▶ **Record excerpts**
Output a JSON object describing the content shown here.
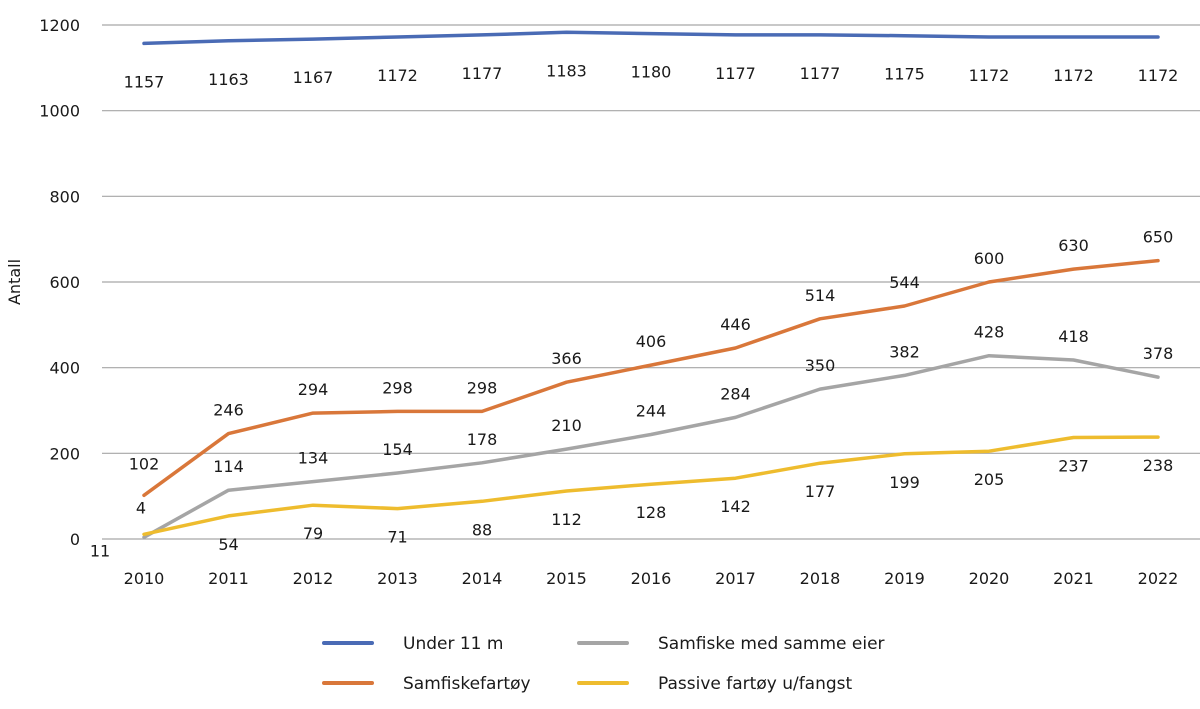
{
  "chart_data": {
    "type": "line",
    "title": "",
    "xlabel": "",
    "ylabel": "Antall",
    "ylim": [
      0,
      1200
    ],
    "yticks": [
      0,
      200,
      400,
      600,
      800,
      1000,
      1200
    ],
    "grid": true,
    "legend_position": "bottom",
    "x": [
      "2010",
      "2011",
      "2012",
      "2013",
      "2014",
      "2015",
      "2016",
      "2017",
      "2018",
      "2019",
      "2020",
      "2021",
      "2022"
    ],
    "series": [
      {
        "name": "Under 11 m",
        "color": "#4a6bb5",
        "values": [
          1157,
          1163,
          1167,
          1172,
          1177,
          1183,
          1180,
          1177,
          1177,
          1175,
          1172,
          1172,
          1172
        ],
        "label_position": "below"
      },
      {
        "name": "Samfiskefartøy",
        "color": "#d9773a",
        "values": [
          102,
          246,
          294,
          298,
          298,
          366,
          406,
          446,
          514,
          544,
          600,
          630,
          650
        ],
        "label_position": "above"
      },
      {
        "name": "Samfiske med samme eier",
        "color": "#a5a5a5",
        "values": [
          4,
          114,
          134,
          154,
          178,
          210,
          244,
          284,
          350,
          382,
          428,
          418,
          378
        ],
        "label_position": "above"
      },
      {
        "name": "Passive fartøy u/fangst",
        "color": "#eebc2e",
        "values": [
          11,
          54,
          79,
          71,
          88,
          112,
          128,
          142,
          177,
          199,
          205,
          237,
          238
        ],
        "label_position": "below"
      }
    ]
  }
}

▶ **Directive**
Count how many lines of the material hold the string "name". Give the number and nothing more.

▶ **The response**
4